--- begin Material shown ---
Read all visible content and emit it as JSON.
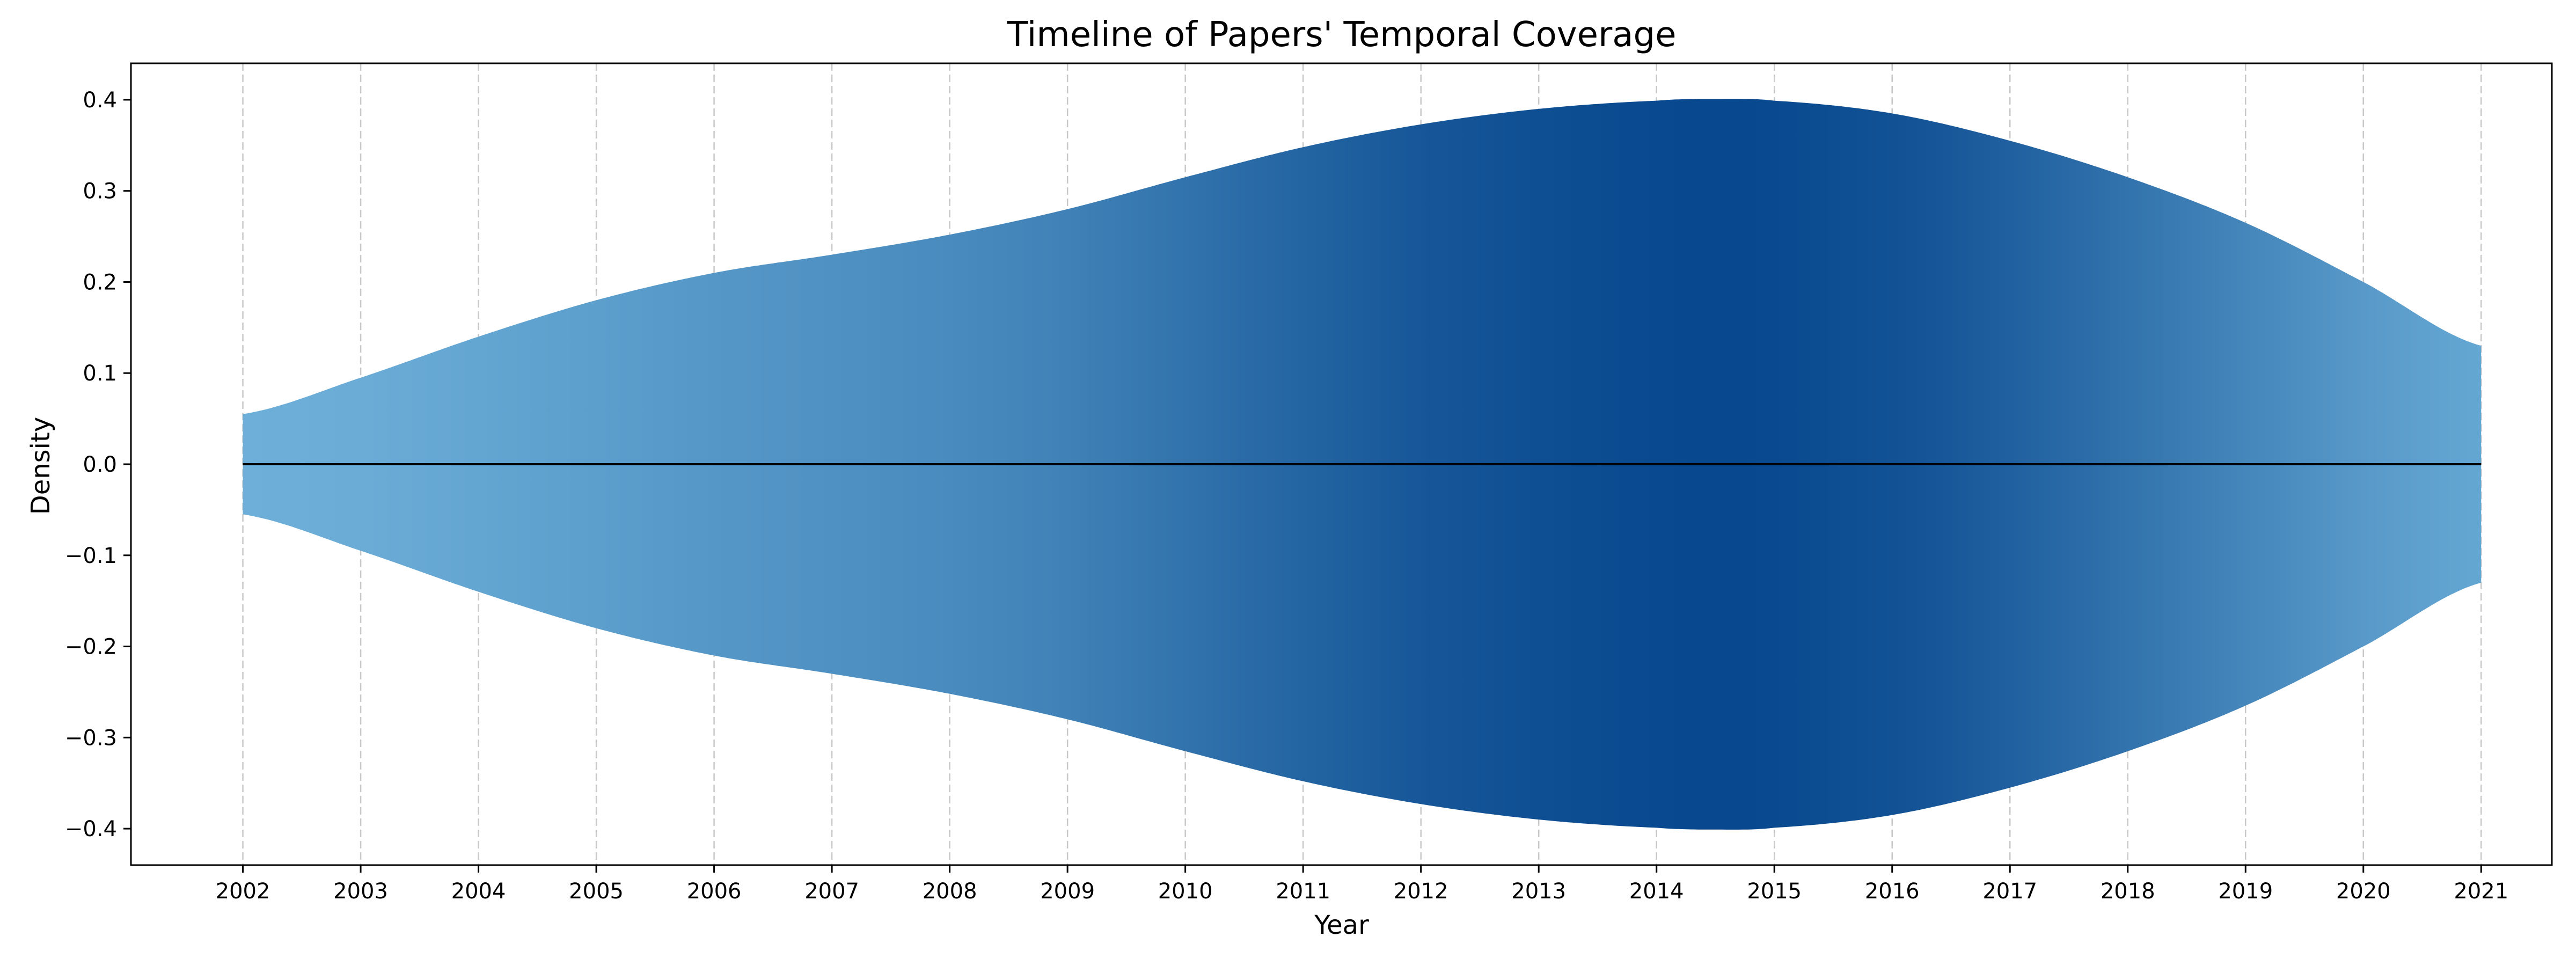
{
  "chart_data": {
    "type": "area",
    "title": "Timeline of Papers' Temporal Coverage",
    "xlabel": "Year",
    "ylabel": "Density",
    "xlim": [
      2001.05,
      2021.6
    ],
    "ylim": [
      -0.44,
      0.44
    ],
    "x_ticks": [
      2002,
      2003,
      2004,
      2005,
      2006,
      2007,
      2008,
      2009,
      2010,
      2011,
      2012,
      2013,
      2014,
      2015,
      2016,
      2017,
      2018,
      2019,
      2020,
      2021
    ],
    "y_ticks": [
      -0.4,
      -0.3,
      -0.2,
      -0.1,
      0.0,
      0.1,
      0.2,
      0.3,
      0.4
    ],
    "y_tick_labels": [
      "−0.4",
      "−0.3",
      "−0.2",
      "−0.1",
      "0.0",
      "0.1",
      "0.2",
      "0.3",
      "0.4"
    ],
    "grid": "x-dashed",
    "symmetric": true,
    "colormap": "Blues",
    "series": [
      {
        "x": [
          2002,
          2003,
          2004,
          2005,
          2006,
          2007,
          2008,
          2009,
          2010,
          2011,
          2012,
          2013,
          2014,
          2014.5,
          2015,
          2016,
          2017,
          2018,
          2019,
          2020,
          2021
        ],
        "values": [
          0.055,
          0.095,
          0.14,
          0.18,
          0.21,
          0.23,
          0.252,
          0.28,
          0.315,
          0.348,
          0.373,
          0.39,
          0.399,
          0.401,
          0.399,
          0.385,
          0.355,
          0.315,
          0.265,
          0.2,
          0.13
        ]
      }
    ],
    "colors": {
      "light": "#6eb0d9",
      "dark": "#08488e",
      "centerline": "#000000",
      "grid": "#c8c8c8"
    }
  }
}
--- end Material shown ---
--- begin Material shown ---
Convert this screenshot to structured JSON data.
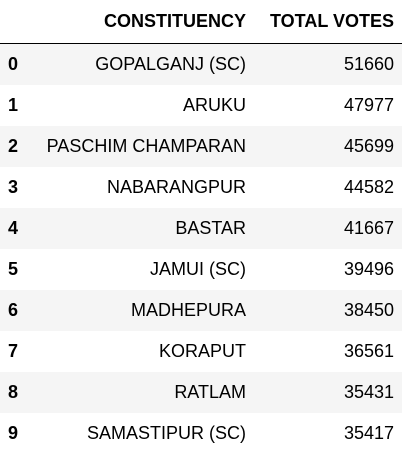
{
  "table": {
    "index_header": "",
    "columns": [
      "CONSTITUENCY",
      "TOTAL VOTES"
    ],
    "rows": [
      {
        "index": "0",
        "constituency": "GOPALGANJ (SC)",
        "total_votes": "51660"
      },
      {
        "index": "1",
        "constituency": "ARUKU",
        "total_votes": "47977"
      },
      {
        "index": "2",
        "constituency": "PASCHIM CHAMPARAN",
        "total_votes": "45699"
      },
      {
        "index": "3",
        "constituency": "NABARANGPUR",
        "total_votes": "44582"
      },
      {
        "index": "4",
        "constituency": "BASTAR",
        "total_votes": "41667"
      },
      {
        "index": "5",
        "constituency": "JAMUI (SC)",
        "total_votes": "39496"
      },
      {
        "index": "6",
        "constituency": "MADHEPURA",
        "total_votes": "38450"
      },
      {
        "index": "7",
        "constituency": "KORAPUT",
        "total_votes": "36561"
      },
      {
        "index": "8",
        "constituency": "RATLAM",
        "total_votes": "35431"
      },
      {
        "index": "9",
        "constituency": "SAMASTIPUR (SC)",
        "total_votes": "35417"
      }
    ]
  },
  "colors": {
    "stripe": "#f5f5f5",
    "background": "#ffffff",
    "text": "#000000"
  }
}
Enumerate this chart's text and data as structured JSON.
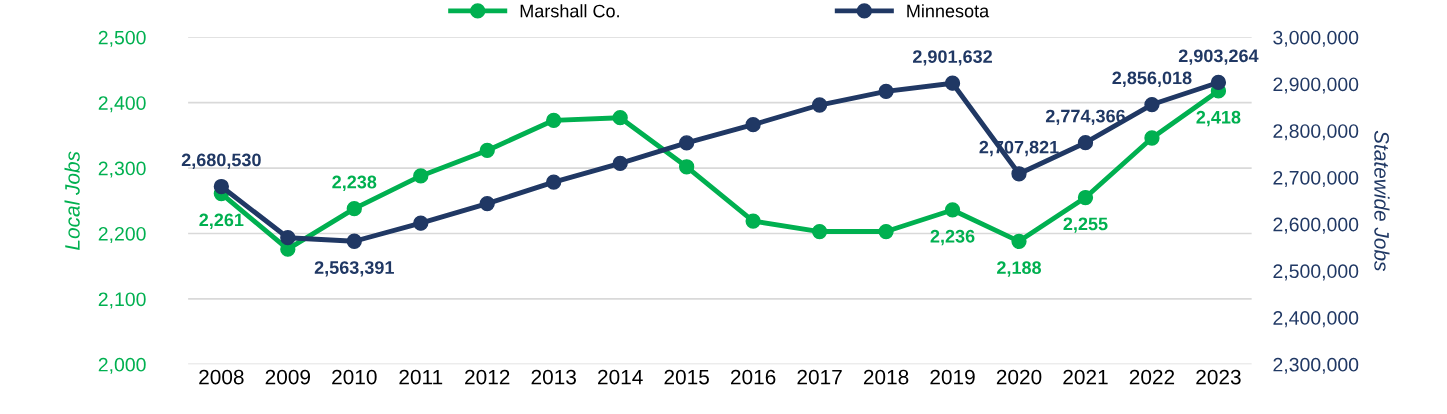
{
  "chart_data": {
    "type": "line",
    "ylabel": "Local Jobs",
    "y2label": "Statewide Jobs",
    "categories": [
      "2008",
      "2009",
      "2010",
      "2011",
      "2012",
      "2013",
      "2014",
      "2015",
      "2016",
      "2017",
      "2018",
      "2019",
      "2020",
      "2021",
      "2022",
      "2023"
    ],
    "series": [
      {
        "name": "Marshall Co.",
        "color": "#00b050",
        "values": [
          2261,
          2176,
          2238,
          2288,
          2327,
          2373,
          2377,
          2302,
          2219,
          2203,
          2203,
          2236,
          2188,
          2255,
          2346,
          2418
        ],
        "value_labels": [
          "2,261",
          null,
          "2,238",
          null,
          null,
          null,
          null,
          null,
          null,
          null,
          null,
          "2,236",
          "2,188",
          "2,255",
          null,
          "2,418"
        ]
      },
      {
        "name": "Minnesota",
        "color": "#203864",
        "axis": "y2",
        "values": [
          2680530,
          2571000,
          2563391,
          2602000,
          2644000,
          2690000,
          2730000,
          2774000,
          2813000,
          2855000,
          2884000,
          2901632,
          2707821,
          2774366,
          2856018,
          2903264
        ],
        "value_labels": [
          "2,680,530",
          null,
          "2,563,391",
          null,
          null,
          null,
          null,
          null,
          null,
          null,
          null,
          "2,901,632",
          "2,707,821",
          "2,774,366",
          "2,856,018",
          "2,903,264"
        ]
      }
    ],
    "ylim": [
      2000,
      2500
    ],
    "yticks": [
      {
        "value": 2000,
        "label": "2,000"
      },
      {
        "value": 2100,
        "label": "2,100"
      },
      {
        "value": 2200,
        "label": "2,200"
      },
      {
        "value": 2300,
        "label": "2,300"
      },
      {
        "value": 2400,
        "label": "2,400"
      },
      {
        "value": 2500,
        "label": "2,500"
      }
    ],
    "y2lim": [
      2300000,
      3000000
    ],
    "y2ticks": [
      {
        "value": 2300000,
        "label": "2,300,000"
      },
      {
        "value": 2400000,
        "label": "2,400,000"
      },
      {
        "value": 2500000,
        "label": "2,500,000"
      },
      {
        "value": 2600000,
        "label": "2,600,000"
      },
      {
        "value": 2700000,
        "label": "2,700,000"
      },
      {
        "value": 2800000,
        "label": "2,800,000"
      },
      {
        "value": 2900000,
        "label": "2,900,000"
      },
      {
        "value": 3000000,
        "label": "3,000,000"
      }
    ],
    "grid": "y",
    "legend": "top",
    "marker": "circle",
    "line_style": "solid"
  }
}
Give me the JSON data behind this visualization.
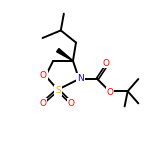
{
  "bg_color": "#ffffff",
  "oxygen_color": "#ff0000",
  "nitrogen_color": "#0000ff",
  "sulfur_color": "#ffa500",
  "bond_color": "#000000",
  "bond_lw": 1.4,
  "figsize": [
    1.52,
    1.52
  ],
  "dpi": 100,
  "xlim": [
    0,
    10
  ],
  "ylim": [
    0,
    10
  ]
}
--- end Material shown ---
--- begin Material shown ---
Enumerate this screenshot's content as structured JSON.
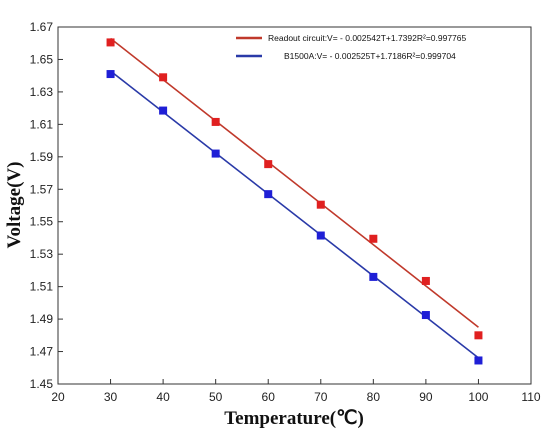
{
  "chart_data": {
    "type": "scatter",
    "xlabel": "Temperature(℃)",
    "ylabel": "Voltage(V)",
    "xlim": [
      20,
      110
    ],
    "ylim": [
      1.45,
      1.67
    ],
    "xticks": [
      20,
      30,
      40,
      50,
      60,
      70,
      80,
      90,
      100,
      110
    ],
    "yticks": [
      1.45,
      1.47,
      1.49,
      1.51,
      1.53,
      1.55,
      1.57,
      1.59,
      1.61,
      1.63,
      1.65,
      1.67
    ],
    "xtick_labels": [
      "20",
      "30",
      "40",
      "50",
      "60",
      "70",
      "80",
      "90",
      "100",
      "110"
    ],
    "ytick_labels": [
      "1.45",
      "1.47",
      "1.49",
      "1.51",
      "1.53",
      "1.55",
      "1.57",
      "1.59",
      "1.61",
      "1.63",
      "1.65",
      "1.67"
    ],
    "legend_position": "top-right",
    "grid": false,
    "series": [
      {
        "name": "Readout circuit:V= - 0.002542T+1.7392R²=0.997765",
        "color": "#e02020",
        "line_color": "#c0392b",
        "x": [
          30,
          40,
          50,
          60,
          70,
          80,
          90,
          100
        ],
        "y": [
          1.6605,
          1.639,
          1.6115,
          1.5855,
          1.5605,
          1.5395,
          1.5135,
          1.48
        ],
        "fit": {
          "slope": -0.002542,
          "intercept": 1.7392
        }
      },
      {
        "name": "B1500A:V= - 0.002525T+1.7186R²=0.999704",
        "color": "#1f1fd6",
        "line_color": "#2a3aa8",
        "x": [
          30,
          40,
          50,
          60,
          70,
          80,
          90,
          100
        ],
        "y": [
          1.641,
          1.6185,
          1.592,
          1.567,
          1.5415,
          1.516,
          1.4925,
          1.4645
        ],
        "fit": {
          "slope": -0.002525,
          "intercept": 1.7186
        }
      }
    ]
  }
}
--- end Material shown ---
▸ **Task brief**
Pick out the lines that have the word "Jobs". Copy them all.

▸ **Expected answer**
    "ylabel": "Local Jobs",
    "y2label": "Statewide Jobs",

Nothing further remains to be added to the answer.